Collected data:

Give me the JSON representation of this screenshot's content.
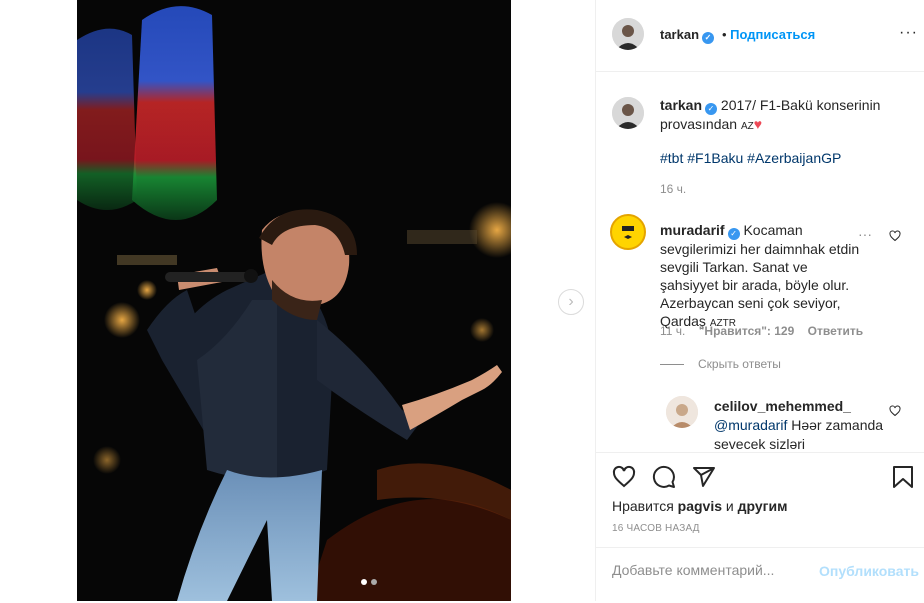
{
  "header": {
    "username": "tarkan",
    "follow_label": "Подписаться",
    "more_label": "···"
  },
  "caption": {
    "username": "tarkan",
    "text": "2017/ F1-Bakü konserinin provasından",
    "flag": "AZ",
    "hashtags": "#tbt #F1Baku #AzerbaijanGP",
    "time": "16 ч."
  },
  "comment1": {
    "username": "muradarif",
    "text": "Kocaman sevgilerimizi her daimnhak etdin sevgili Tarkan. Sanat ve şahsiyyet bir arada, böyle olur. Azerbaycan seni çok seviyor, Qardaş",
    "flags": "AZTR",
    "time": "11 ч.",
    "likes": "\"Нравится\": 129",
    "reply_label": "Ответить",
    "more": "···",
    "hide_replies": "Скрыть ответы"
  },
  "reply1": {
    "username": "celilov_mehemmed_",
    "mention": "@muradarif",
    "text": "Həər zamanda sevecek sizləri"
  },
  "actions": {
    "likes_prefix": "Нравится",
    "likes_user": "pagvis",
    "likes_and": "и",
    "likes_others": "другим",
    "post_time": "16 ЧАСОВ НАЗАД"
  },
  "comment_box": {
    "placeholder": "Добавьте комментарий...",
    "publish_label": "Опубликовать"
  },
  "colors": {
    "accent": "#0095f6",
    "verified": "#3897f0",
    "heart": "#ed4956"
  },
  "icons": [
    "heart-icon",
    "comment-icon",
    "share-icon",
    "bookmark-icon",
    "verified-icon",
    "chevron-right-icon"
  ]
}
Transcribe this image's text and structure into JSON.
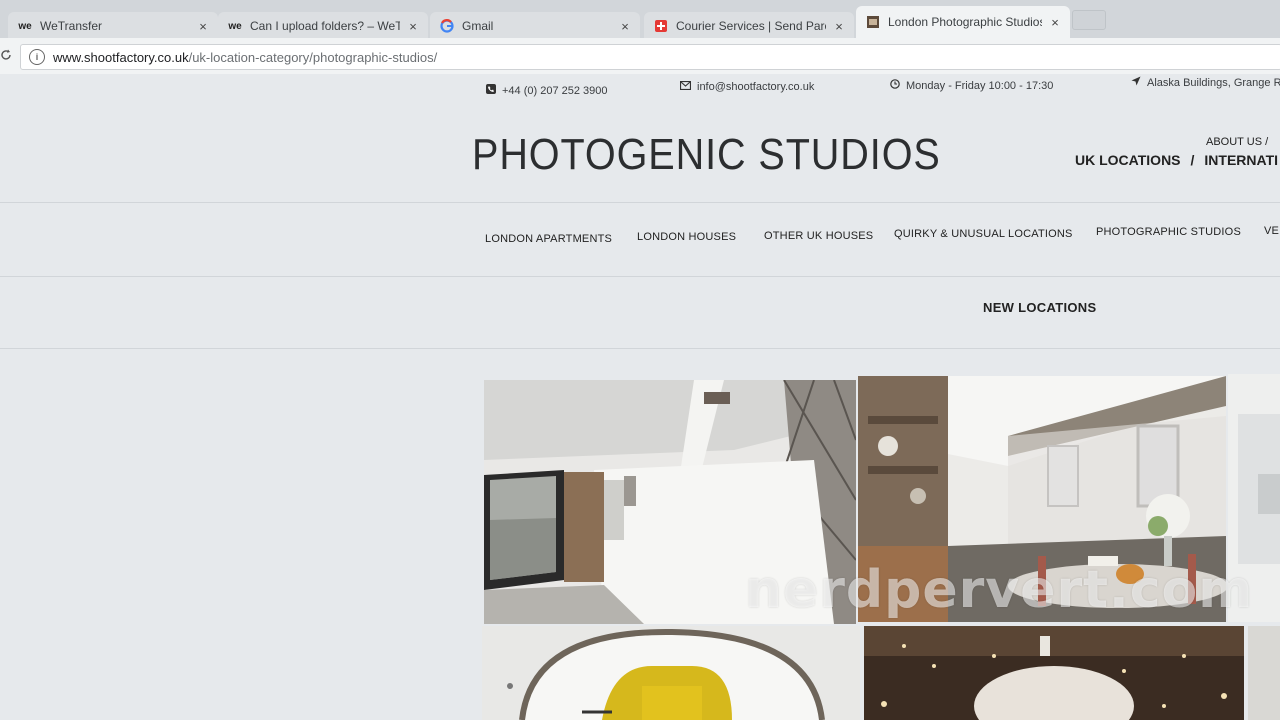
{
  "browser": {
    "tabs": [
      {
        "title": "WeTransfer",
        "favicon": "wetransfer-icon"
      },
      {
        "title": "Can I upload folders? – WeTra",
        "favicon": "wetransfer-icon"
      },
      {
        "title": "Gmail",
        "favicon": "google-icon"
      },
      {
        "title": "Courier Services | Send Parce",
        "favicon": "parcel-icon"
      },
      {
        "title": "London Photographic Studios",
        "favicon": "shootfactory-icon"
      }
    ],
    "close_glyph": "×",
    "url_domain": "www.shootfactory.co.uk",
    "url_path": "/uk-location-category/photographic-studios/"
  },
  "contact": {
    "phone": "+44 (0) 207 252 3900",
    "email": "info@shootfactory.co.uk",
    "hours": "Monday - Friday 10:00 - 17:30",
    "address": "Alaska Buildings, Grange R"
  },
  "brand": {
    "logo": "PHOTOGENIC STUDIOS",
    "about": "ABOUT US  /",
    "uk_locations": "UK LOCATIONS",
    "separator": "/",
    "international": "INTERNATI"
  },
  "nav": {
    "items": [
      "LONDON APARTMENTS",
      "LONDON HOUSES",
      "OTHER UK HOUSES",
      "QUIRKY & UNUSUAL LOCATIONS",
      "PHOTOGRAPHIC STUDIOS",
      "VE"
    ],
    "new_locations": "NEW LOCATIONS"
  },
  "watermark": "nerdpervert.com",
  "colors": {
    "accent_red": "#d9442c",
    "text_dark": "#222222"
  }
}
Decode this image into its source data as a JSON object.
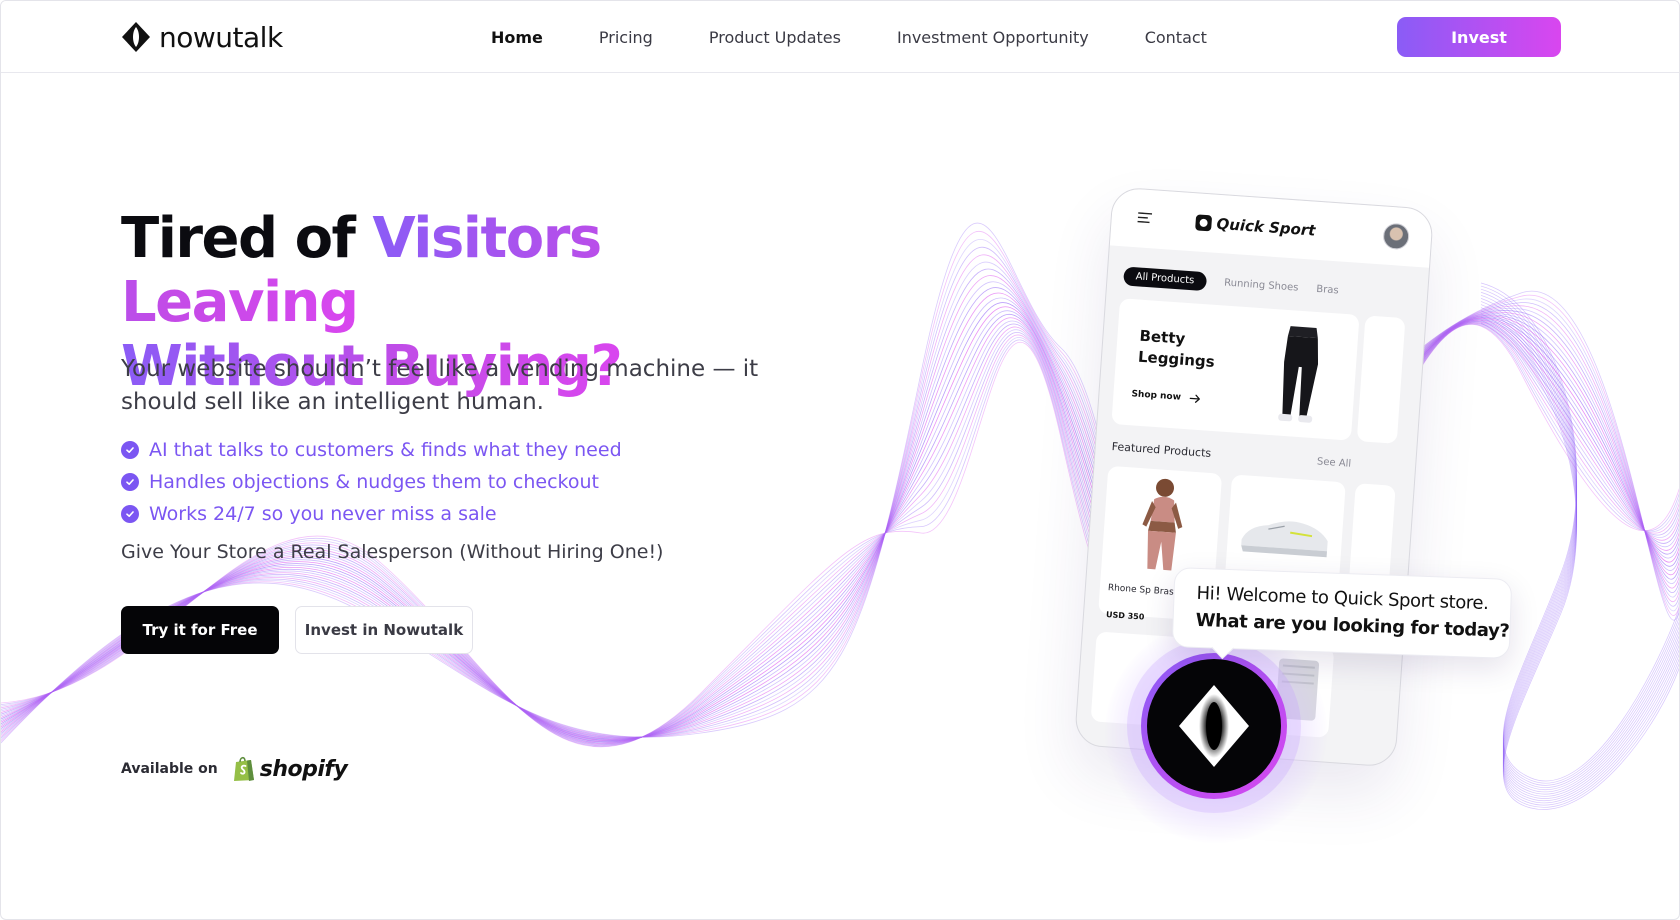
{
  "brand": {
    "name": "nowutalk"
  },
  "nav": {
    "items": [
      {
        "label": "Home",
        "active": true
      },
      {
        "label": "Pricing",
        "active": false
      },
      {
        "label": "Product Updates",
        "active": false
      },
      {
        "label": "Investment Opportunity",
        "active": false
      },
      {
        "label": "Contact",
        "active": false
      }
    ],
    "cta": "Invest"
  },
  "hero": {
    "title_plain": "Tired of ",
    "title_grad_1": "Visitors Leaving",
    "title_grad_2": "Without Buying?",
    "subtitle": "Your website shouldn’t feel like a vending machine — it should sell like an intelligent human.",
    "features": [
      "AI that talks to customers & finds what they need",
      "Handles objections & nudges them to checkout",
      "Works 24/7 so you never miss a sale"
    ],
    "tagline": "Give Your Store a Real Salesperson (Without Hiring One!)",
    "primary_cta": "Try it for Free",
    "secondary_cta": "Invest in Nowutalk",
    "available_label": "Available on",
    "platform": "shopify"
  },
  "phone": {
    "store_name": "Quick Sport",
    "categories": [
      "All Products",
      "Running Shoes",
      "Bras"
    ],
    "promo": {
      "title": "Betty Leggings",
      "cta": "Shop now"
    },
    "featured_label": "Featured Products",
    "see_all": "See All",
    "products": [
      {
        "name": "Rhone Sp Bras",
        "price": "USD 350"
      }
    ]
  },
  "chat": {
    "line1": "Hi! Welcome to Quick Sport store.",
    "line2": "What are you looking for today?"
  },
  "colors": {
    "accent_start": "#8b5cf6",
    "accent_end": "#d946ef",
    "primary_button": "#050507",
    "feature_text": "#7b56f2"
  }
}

Directive:
Excluding the pictures, restate the records above word for word.

Correct result:
Give me the JSON representation of this screenshot's content.
{
  "header": {
    "username": "tarkan",
    "follow_label": "Подписаться",
    "more_label": "···"
  },
  "caption": {
    "username": "tarkan",
    "text": "2017/ F1-Bakü konserinin provasından",
    "flag": "AZ",
    "hashtags": "#tbt #F1Baku #AzerbaijanGP",
    "time": "16 ч."
  },
  "comment1": {
    "username": "muradarif",
    "text": "Kocaman sevgilerimizi her daimnhak etdin sevgili Tarkan. Sanat ve şahsiyyet bir arada, böyle olur. Azerbaycan seni çok seviyor, Qardaş",
    "flags": "AZTR",
    "time": "11 ч.",
    "likes": "\"Нравится\": 129",
    "reply_label": "Ответить",
    "more": "···",
    "hide_replies": "Скрыть ответы"
  },
  "reply1": {
    "username": "celilov_mehemmed_",
    "mention": "@muradarif",
    "text": "Həər zamanda sevecek sizləri"
  },
  "actions": {
    "likes_prefix": "Нравится",
    "likes_user": "pagvis",
    "likes_and": "и",
    "likes_others": "другим",
    "post_time": "16 ЧАСОВ НАЗАД"
  },
  "comment_box": {
    "placeholder": "Добавьте комментарий...",
    "publish_label": "Опубликовать"
  },
  "colors": {
    "accent": "#0095f6",
    "verified": "#3897f0",
    "heart": "#ed4956"
  },
  "icons": [
    "heart-icon",
    "comment-icon",
    "share-icon",
    "bookmark-icon",
    "verified-icon",
    "chevron-right-icon"
  ]
}
Transcribe this image's text and structure into JSON.
{
  "browser": {
    "tabs": [
      {
        "title": "WeTransfer",
        "favicon": "wetransfer-icon"
      },
      {
        "title": "Can I upload folders? – WeTra",
        "favicon": "wetransfer-icon"
      },
      {
        "title": "Gmail",
        "favicon": "google-icon"
      },
      {
        "title": "Courier Services | Send Parce",
        "favicon": "parcel-icon"
      },
      {
        "title": "London Photographic Studios",
        "favicon": "shootfactory-icon"
      }
    ],
    "close_glyph": "×",
    "url_domain": "www.shootfactory.co.uk",
    "url_path": "/uk-location-category/photographic-studios/"
  },
  "contact": {
    "phone": "+44 (0) 207 252 3900",
    "email": "info@shootfactory.co.uk",
    "hours": "Monday - Friday 10:00 - 17:30",
    "address": "Alaska Buildings, Grange R"
  },
  "brand": {
    "logo": "PHOTOGENIC STUDIOS",
    "about": "ABOUT US  /",
    "uk_locations": "UK LOCATIONS",
    "separator": "/",
    "international": "INTERNATI"
  },
  "nav": {
    "items": [
      "LONDON APARTMENTS",
      "LONDON HOUSES",
      "OTHER UK HOUSES",
      "QUIRKY & UNUSUAL LOCATIONS",
      "PHOTOGRAPHIC STUDIOS",
      "VE"
    ],
    "new_locations": "NEW LOCATIONS"
  },
  "watermark": "nerdpervert.com",
  "colors": {
    "accent_red": "#d9442c",
    "text_dark": "#222222"
  }
}
Decode this image into its source data as a JSON object.
{
  "brand": {
    "name": "nowutalk"
  },
  "nav": {
    "items": [
      {
        "label": "Home",
        "active": true
      },
      {
        "label": "Pricing",
        "active": false
      },
      {
        "label": "Product Updates",
        "active": false
      },
      {
        "label": "Investment Opportunity",
        "active": false
      },
      {
        "label": "Contact",
        "active": false
      }
    ],
    "cta": "Invest"
  },
  "hero": {
    "title_plain": "Tired of ",
    "title_grad_1": "Visitors Leaving",
    "title_grad_2": "Without Buying?",
    "subtitle": "Your website shouldn’t feel like a vending machine — it should sell like an intelligent human.",
    "features": [
      "AI that talks to customers & finds what they need",
      "Handles objections & nudges them to checkout",
      "Works 24/7 so you never miss a sale"
    ],
    "tagline": "Give Your Store a Real Salesperson (Without Hiring One!)",
    "primary_cta": "Try it for Free",
    "secondary_cta": "Invest in Nowutalk",
    "available_label": "Available on",
    "platform": "shopify"
  },
  "phone": {
    "store_name": "Quick Sport",
    "categories": [
      "All Products",
      "Running Shoes",
      "Bras"
    ],
    "promo": {
      "title": "Betty Leggings",
      "cta": "Shop now"
    },
    "featured_label": "Featured Products",
    "see_all": "See All",
    "products": [
      {
        "name": "Rhone Sp Bras",
        "price": "USD 350"
      }
    ]
  },
  "chat": {
    "line1": "Hi! Welcome to Quick Sport store.",
    "line2": "What are you looking for today?"
  },
  "colors": {
    "accent_start": "#8b5cf6",
    "accent_end": "#d946ef",
    "primary_button": "#050507",
    "feature_text": "#7b56f2"
  }
}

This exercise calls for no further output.